---------- Supplied information ----------

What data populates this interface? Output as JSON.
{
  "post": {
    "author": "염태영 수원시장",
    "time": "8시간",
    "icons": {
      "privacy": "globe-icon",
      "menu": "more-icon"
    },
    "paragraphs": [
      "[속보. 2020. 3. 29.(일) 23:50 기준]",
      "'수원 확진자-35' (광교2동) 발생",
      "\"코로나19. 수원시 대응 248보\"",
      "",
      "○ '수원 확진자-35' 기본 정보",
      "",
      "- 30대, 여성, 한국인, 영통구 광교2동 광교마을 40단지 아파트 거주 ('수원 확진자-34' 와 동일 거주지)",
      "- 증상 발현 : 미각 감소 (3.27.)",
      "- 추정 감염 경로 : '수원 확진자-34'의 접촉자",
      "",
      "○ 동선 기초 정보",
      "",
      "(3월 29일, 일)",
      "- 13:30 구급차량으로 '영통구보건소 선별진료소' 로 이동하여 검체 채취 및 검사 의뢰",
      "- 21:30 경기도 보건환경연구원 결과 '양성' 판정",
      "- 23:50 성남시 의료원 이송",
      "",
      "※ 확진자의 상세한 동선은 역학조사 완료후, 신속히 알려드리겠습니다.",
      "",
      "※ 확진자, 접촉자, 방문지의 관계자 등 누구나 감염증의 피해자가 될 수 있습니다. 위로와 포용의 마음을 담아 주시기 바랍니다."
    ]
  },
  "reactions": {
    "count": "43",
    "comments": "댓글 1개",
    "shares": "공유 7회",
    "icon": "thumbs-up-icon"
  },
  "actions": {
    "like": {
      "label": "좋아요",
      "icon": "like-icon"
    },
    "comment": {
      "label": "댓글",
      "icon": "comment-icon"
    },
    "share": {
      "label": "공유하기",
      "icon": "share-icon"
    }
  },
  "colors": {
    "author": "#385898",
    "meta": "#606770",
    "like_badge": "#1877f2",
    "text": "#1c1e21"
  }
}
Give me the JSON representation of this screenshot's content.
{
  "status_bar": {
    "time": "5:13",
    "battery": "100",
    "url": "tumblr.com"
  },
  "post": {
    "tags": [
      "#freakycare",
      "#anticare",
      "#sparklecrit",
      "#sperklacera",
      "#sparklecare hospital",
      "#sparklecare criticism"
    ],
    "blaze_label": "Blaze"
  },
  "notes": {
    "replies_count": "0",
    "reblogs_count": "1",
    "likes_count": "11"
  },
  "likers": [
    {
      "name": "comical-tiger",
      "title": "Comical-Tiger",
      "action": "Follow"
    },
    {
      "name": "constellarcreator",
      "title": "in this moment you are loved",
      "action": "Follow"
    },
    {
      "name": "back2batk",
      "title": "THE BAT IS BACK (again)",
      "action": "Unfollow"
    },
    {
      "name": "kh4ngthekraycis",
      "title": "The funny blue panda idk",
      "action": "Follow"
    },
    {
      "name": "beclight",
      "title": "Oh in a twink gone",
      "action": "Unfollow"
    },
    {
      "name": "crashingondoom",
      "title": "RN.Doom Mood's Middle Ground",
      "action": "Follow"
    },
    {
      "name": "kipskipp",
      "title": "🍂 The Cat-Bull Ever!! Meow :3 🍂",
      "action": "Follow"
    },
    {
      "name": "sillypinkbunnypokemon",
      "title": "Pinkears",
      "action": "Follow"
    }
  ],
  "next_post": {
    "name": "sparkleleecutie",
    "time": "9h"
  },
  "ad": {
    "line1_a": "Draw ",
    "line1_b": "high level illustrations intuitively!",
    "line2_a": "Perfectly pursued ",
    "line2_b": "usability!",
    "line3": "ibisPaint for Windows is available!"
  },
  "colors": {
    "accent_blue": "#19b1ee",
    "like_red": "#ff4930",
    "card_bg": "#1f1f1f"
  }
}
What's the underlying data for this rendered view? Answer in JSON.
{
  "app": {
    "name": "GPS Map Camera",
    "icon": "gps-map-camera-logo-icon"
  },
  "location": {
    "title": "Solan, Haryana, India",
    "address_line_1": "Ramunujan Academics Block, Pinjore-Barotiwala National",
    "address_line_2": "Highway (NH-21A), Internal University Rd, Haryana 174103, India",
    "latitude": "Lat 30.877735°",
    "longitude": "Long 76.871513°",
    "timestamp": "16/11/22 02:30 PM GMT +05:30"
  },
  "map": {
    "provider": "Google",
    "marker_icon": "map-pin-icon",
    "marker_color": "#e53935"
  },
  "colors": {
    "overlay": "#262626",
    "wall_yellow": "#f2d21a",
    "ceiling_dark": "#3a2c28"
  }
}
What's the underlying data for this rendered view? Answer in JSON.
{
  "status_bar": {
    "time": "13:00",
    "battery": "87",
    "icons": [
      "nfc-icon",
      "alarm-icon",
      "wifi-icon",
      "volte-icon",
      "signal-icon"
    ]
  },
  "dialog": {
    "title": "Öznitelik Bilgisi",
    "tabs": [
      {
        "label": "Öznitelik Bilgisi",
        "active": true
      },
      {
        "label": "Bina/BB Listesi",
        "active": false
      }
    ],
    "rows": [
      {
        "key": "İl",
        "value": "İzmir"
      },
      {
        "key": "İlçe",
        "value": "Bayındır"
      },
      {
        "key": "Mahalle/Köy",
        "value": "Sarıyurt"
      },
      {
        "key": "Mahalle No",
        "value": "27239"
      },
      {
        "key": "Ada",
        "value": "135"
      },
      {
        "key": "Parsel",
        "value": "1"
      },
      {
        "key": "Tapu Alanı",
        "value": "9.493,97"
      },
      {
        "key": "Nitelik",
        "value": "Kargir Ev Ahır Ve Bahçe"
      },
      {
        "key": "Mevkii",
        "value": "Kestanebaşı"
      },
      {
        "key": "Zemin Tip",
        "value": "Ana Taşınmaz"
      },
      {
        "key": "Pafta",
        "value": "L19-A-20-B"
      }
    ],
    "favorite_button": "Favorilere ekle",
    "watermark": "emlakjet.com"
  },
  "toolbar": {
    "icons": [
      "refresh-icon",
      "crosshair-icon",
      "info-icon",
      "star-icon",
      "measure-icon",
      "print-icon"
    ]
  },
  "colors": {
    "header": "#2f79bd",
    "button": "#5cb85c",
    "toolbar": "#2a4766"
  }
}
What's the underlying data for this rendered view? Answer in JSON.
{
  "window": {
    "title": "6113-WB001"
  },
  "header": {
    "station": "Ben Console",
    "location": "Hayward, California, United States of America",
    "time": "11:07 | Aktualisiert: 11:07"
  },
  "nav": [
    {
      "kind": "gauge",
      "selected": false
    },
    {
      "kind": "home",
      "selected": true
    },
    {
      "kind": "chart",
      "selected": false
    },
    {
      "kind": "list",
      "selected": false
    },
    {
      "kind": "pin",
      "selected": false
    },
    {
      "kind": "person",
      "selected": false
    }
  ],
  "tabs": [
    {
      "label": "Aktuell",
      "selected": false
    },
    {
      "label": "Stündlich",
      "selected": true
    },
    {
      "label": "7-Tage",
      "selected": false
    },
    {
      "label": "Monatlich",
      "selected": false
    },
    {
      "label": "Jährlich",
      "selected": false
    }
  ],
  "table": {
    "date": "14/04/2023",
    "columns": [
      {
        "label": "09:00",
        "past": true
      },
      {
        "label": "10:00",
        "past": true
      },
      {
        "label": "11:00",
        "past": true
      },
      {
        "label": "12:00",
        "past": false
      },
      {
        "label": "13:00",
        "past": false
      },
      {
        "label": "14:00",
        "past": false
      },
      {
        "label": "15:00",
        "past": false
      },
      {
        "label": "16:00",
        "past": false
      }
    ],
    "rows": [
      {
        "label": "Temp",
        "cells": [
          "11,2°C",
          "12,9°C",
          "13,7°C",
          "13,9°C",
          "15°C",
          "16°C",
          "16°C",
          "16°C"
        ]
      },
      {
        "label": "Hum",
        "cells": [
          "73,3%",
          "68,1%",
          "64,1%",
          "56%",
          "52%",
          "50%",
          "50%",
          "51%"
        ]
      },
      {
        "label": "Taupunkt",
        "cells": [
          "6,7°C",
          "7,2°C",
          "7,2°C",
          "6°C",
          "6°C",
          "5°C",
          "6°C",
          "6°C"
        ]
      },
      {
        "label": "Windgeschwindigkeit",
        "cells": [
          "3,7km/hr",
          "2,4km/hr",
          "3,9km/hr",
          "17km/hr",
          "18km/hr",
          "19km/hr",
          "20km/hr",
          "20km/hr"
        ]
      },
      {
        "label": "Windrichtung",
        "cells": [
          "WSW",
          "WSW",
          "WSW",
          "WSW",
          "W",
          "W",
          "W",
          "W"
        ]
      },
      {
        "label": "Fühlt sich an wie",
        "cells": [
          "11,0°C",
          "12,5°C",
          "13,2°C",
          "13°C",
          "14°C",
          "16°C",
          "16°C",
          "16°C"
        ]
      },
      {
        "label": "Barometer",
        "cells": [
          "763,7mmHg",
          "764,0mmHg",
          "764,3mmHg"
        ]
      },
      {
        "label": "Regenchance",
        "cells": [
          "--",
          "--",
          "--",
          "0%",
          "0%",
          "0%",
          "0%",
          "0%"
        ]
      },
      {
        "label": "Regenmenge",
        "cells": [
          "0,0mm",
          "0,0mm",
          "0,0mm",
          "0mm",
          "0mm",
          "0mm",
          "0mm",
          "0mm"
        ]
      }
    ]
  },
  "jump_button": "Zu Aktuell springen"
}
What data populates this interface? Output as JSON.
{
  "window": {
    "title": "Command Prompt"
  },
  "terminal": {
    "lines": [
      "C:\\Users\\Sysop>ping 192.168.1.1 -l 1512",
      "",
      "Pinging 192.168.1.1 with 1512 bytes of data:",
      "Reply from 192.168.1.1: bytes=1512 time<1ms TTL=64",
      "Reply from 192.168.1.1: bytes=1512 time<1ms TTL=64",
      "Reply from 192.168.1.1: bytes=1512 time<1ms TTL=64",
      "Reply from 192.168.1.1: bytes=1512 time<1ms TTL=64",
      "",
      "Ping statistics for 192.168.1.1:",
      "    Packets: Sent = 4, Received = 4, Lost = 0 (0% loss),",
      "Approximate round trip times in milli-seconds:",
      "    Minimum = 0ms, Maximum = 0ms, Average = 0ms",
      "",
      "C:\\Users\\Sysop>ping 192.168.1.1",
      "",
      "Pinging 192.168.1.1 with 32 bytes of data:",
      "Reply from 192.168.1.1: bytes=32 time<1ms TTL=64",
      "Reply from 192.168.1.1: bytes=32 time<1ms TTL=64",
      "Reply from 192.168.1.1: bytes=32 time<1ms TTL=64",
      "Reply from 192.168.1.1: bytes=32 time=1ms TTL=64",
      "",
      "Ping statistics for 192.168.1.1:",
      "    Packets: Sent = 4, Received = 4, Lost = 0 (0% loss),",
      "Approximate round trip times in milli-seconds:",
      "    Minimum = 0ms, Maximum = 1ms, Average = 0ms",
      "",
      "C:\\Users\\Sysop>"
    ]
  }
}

----------

Task to carry out:
Your task is to pick out every line with the string "India" and copy it.

Expected answer:
    "title": "Solan, Haryana, India",
    "address_line_2": "Highway (NH-21A), Internal University Rd, Haryana 174103, India",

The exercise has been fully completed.